▸ Supplied material

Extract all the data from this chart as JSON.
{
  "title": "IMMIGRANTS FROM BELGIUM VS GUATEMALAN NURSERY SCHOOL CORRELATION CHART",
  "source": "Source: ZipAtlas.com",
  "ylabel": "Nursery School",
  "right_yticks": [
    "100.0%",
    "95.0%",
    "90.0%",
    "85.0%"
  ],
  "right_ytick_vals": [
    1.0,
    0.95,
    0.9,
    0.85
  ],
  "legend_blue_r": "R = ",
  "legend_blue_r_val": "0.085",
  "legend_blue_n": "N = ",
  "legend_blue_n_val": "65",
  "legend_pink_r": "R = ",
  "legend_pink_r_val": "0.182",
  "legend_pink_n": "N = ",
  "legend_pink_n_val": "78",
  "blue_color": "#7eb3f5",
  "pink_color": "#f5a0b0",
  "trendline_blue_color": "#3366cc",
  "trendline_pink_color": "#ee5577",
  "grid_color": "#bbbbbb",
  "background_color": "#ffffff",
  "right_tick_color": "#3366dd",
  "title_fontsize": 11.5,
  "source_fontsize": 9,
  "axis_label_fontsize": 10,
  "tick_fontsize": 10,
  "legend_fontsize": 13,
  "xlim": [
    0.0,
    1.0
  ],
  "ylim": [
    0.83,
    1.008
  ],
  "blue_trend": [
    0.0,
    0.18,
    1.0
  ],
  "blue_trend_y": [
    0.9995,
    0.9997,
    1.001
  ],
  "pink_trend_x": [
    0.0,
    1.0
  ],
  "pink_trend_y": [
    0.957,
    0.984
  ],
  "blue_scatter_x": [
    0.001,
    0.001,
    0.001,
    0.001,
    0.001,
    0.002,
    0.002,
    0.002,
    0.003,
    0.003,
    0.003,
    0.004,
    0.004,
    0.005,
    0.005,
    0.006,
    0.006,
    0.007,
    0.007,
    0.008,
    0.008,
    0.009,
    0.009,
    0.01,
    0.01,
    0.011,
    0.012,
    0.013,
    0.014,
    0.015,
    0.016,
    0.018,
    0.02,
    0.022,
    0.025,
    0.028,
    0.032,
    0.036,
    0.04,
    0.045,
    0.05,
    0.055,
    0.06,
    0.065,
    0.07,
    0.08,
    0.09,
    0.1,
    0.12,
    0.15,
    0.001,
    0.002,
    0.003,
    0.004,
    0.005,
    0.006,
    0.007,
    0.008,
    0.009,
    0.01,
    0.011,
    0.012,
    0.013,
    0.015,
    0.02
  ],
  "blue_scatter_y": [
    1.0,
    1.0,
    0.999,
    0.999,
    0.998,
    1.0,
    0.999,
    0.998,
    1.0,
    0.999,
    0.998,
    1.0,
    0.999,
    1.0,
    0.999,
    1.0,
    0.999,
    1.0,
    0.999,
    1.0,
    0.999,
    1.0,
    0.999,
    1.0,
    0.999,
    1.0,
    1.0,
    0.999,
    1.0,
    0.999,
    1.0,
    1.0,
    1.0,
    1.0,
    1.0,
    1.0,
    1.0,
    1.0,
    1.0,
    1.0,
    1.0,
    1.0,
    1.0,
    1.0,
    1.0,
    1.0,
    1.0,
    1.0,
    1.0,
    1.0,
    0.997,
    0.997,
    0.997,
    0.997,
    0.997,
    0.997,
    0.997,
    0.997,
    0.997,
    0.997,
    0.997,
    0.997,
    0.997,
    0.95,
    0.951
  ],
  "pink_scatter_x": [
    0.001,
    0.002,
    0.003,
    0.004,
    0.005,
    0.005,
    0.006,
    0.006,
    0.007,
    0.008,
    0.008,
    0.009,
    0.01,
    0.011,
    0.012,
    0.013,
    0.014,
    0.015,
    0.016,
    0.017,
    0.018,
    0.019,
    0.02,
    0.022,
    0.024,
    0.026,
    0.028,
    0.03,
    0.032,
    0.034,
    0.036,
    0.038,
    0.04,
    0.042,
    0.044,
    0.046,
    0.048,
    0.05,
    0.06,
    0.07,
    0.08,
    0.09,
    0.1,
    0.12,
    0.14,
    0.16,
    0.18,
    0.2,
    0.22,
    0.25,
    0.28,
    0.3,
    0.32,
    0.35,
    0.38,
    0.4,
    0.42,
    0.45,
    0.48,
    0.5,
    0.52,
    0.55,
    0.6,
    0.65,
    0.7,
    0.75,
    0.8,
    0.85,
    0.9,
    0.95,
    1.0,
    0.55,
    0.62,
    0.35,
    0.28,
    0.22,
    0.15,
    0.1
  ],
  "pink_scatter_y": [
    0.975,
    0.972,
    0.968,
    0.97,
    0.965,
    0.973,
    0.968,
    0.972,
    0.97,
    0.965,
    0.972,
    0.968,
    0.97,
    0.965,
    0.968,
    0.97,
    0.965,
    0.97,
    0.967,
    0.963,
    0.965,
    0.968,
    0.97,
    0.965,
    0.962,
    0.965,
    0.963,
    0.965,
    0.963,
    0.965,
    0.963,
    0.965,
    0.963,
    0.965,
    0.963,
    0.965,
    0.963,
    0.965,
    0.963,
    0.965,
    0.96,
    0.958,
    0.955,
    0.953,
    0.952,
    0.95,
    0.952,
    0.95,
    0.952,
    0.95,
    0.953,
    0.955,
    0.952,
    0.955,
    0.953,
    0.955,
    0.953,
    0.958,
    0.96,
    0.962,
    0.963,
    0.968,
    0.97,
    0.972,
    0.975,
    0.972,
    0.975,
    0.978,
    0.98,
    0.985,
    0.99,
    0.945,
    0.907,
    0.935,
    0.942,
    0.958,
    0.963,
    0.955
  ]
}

▸ Stated problem
Please restate the whole listing word for word.

▸ Answer to the task
Extract all the data from this chart as JSON.
{
  "title": "IMMIGRANTS FROM BELGIUM VS GUATEMALAN NURSERY SCHOOL CORRELATION CHART",
  "source": "Source: ZipAtlas.com",
  "ylabel": "Nursery School",
  "right_yticks": [
    "100.0%",
    "95.0%",
    "90.0%",
    "85.0%"
  ],
  "right_ytick_vals": [
    1.0,
    0.95,
    0.9,
    0.85
  ],
  "legend_blue_r": "R = ",
  "legend_blue_r_val": "0.085",
  "legend_blue_n": "N = ",
  "legend_blue_n_val": "65",
  "legend_pink_r": "R = ",
  "legend_pink_r_val": "0.182",
  "legend_pink_n": "N = ",
  "legend_pink_n_val": "78",
  "blue_color": "#7eb3f5",
  "pink_color": "#f5a0b0",
  "trendline_blue_color": "#3366cc",
  "trendline_pink_color": "#ee5577",
  "grid_color": "#bbbbbb",
  "background_color": "#ffffff",
  "right_tick_color": "#3366dd",
  "title_fontsize": 11.5,
  "source_fontsize": 9,
  "axis_label_fontsize": 10,
  "tick_fontsize": 10,
  "legend_fontsize": 13,
  "xlim": [
    0.0,
    1.0
  ],
  "ylim": [
    0.83,
    1.008
  ],
  "blue_trend": [
    0.0,
    0.18,
    1.0
  ],
  "blue_trend_y": [
    0.9995,
    0.9997,
    1.001
  ],
  "pink_trend_x": [
    0.0,
    1.0
  ],
  "pink_trend_y": [
    0.957,
    0.984
  ],
  "blue_scatter_x": [
    0.001,
    0.001,
    0.001,
    0.001,
    0.001,
    0.002,
    0.002,
    0.002,
    0.003,
    0.003,
    0.003,
    0.004,
    0.004,
    0.005,
    0.005,
    0.006,
    0.006,
    0.007,
    0.007,
    0.008,
    0.008,
    0.009,
    0.009,
    0.01,
    0.01,
    0.011,
    0.012,
    0.013,
    0.014,
    0.015,
    0.016,
    0.018,
    0.02,
    0.022,
    0.025,
    0.028,
    0.032,
    0.036,
    0.04,
    0.045,
    0.05,
    0.055,
    0.06,
    0.065,
    0.07,
    0.08,
    0.09,
    0.1,
    0.12,
    0.15,
    0.001,
    0.002,
    0.003,
    0.004,
    0.005,
    0.006,
    0.007,
    0.008,
    0.009,
    0.01,
    0.011,
    0.012,
    0.013,
    0.015,
    0.02
  ],
  "blue_scatter_y": [
    1.0,
    1.0,
    0.999,
    0.999,
    0.998,
    1.0,
    0.999,
    0.998,
    1.0,
    0.999,
    0.998,
    1.0,
    0.999,
    1.0,
    0.999,
    1.0,
    0.999,
    1.0,
    0.999,
    1.0,
    0.999,
    1.0,
    0.999,
    1.0,
    0.999,
    1.0,
    1.0,
    0.999,
    1.0,
    0.999,
    1.0,
    1.0,
    1.0,
    1.0,
    1.0,
    1.0,
    1.0,
    1.0,
    1.0,
    1.0,
    1.0,
    1.0,
    1.0,
    1.0,
    1.0,
    1.0,
    1.0,
    1.0,
    1.0,
    1.0,
    0.997,
    0.997,
    0.997,
    0.997,
    0.997,
    0.997,
    0.997,
    0.997,
    0.997,
    0.997,
    0.997,
    0.997,
    0.997,
    0.95,
    0.951
  ],
  "pink_scatter_x": [
    0.001,
    0.002,
    0.003,
    0.004,
    0.005,
    0.005,
    0.006,
    0.006,
    0.007,
    0.008,
    0.008,
    0.009,
    0.01,
    0.011,
    0.012,
    0.013,
    0.014,
    0.015,
    0.016,
    0.017,
    0.018,
    0.019,
    0.02,
    0.022,
    0.024,
    0.026,
    0.028,
    0.03,
    0.032,
    0.034,
    0.036,
    0.038,
    0.04,
    0.042,
    0.044,
    0.046,
    0.048,
    0.05,
    0.06,
    0.07,
    0.08,
    0.09,
    0.1,
    0.12,
    0.14,
    0.16,
    0.18,
    0.2,
    0.22,
    0.25,
    0.28,
    0.3,
    0.32,
    0.35,
    0.38,
    0.4,
    0.42,
    0.45,
    0.48,
    0.5,
    0.52,
    0.55,
    0.6,
    0.65,
    0.7,
    0.75,
    0.8,
    0.85,
    0.9,
    0.95,
    1.0,
    0.55,
    0.62,
    0.35,
    0.28,
    0.22,
    0.15,
    0.1
  ],
  "pink_scatter_y": [
    0.975,
    0.972,
    0.968,
    0.97,
    0.965,
    0.973,
    0.968,
    0.972,
    0.97,
    0.965,
    0.972,
    0.968,
    0.97,
    0.965,
    0.968,
    0.97,
    0.965,
    0.97,
    0.967,
    0.963,
    0.965,
    0.968,
    0.97,
    0.965,
    0.962,
    0.965,
    0.963,
    0.965,
    0.963,
    0.965,
    0.963,
    0.965,
    0.963,
    0.965,
    0.963,
    0.965,
    0.963,
    0.965,
    0.963,
    0.965,
    0.96,
    0.958,
    0.955,
    0.953,
    0.952,
    0.95,
    0.952,
    0.95,
    0.952,
    0.95,
    0.953,
    0.955,
    0.952,
    0.955,
    0.953,
    0.955,
    0.953,
    0.958,
    0.96,
    0.962,
    0.963,
    0.968,
    0.97,
    0.972,
    0.975,
    0.972,
    0.975,
    0.978,
    0.98,
    0.985,
    0.99,
    0.945,
    0.907,
    0.935,
    0.942,
    0.958,
    0.963,
    0.955
  ]
}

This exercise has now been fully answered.